>> begin
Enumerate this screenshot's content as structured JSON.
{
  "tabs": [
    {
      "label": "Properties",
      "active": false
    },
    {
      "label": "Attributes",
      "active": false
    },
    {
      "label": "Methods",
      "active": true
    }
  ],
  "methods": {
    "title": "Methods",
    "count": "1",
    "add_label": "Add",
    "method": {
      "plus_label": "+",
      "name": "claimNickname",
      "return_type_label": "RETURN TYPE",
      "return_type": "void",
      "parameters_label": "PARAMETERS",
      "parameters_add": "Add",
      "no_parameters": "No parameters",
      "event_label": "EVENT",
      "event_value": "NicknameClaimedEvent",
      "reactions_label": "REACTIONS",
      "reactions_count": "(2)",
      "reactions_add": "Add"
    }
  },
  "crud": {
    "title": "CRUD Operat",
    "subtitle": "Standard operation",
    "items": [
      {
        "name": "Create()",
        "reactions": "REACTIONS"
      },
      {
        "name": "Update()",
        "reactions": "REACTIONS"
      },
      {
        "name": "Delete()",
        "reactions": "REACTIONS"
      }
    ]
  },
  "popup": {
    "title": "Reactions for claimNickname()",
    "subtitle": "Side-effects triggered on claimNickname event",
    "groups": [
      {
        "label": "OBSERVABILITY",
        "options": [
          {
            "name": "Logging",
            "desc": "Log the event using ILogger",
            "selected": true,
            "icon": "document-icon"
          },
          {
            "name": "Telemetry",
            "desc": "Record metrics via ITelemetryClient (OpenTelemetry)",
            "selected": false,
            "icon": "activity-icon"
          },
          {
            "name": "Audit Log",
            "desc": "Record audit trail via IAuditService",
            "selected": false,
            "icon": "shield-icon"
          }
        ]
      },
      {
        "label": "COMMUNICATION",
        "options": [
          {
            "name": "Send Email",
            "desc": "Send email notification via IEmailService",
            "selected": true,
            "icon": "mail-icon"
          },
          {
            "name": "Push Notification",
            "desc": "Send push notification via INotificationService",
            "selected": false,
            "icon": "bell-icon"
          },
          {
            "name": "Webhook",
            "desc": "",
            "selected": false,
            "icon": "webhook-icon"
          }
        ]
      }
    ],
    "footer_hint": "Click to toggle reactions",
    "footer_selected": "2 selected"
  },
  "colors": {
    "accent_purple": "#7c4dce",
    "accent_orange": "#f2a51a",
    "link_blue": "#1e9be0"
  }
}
>> end
Problem to solve >> In the listing above, find the lines holding the word "claimNickname" and copy them.

Problem solution >>
      "name": "claimNickname",
    "title": "Reactions for claimNickname()",
    "subtitle": "Side-effects triggered on claimNickname event",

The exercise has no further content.